Identify and reproduce every line holding the string "JSON".

══ INPUT DATA ══

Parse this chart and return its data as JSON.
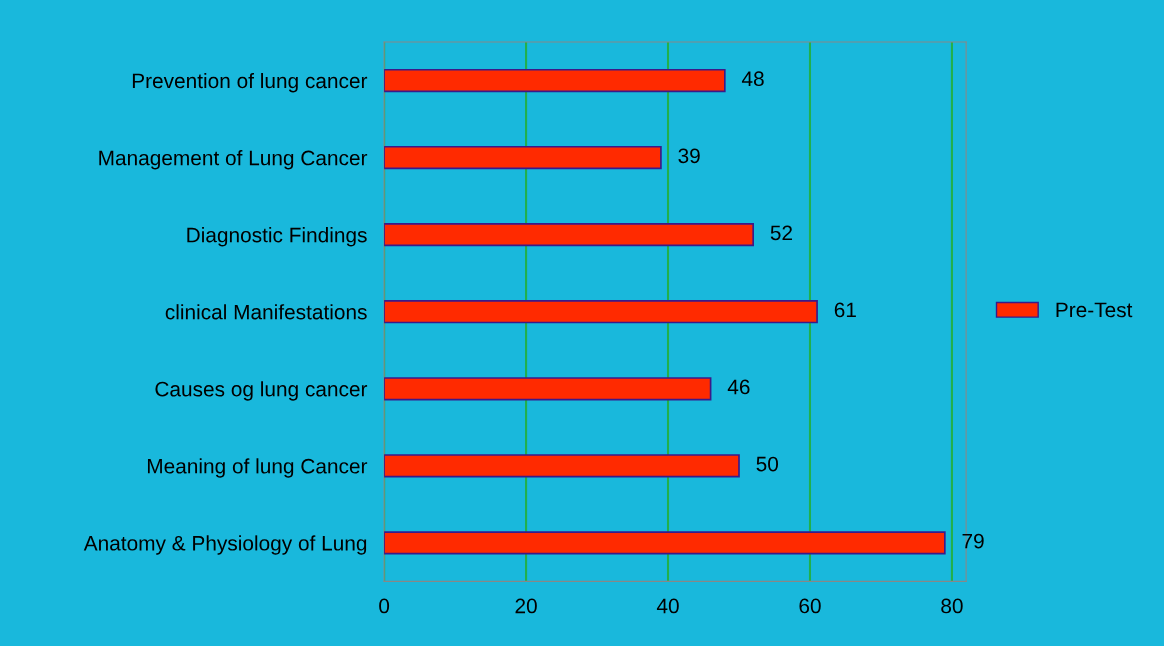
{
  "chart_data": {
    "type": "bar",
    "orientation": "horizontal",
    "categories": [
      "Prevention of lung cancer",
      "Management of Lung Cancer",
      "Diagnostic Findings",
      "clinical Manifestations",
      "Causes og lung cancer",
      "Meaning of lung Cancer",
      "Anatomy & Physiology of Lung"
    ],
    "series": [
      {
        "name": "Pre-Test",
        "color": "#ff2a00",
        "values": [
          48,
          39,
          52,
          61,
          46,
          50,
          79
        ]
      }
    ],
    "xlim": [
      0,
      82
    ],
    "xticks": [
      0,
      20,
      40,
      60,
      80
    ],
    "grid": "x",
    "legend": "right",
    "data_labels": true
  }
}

═══
══ INPUT DATA ══

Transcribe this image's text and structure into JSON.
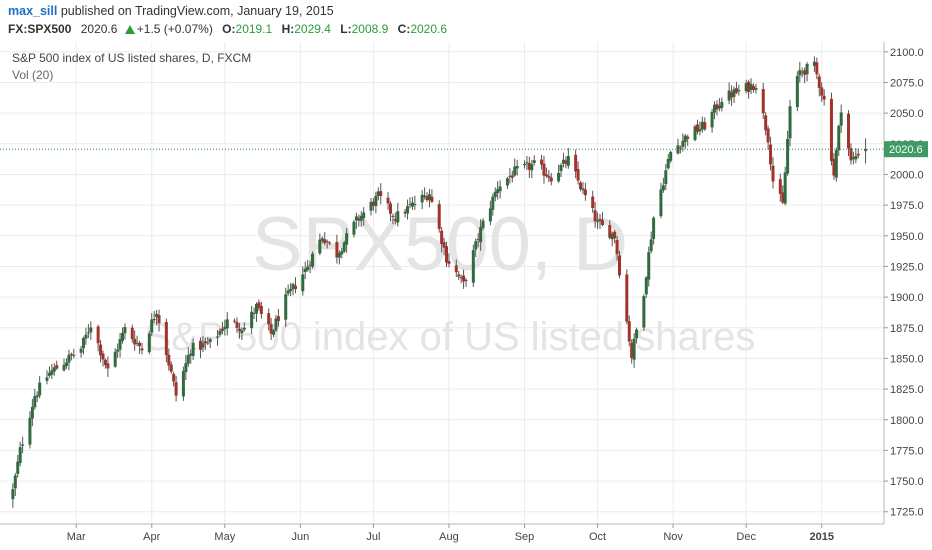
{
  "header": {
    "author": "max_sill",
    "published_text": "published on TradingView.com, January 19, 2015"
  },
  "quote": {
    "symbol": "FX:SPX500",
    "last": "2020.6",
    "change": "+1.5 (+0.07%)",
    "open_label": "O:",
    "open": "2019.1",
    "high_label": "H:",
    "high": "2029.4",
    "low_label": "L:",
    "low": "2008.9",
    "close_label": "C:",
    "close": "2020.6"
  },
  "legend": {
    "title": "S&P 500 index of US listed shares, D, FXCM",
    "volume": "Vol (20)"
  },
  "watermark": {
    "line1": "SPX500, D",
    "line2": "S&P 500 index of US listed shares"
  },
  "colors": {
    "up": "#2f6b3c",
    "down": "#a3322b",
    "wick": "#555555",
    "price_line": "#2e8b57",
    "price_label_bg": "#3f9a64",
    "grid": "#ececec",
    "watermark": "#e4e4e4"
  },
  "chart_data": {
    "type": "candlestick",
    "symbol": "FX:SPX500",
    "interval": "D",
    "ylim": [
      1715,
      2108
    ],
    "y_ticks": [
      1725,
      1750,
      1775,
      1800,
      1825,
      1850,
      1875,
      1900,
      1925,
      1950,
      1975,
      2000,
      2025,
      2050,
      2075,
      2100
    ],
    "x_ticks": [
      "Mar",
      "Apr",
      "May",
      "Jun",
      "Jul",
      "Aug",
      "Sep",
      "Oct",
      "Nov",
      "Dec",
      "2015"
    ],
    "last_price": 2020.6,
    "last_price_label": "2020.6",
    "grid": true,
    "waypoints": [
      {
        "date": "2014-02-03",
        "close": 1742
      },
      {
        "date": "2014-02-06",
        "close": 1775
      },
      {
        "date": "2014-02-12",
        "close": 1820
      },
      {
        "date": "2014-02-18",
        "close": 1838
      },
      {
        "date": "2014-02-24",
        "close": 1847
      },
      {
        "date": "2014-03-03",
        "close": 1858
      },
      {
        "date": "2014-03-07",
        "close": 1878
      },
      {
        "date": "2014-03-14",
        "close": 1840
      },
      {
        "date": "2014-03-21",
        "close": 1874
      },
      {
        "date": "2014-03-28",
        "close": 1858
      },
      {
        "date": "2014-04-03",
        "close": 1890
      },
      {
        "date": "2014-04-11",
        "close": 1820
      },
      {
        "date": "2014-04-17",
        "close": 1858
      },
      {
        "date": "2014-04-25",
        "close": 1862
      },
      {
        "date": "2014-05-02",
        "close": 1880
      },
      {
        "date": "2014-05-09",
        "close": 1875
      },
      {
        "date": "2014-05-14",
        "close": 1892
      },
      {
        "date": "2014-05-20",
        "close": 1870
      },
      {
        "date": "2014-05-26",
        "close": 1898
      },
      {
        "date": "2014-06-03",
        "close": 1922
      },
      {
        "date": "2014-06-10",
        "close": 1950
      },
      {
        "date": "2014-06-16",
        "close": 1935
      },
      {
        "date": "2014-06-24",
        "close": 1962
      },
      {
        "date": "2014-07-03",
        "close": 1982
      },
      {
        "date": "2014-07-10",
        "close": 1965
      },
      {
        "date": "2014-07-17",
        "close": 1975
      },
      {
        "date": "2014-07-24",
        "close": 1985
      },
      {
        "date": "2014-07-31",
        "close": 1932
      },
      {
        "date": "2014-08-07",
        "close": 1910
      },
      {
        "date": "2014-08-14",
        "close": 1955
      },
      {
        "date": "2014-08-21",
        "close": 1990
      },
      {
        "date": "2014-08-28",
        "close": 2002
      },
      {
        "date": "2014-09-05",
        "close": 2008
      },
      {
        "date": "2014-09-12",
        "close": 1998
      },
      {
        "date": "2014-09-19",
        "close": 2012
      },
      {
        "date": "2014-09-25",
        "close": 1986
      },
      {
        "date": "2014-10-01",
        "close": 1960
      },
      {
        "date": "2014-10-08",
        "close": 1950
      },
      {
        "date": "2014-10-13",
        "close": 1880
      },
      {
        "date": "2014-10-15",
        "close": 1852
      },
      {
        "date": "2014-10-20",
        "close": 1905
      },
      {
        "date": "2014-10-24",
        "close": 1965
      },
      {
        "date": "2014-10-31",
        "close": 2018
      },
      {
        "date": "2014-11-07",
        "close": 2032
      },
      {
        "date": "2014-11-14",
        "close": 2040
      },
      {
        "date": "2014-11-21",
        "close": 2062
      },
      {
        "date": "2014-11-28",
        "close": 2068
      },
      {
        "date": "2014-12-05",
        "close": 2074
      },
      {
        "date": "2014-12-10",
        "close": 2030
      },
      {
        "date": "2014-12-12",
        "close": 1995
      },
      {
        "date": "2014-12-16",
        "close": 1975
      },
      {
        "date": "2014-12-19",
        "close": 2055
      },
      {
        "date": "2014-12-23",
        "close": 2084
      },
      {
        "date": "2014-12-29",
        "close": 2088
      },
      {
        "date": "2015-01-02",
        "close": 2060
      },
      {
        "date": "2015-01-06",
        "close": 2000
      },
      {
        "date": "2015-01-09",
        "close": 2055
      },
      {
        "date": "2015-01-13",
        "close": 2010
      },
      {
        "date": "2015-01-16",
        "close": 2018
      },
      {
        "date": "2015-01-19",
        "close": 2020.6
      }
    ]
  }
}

═══

*SOLUTION TO THIS EXERCISE:*
Parse this chart and return its data as JSON.
Transcribe this image's text and structure into JSON.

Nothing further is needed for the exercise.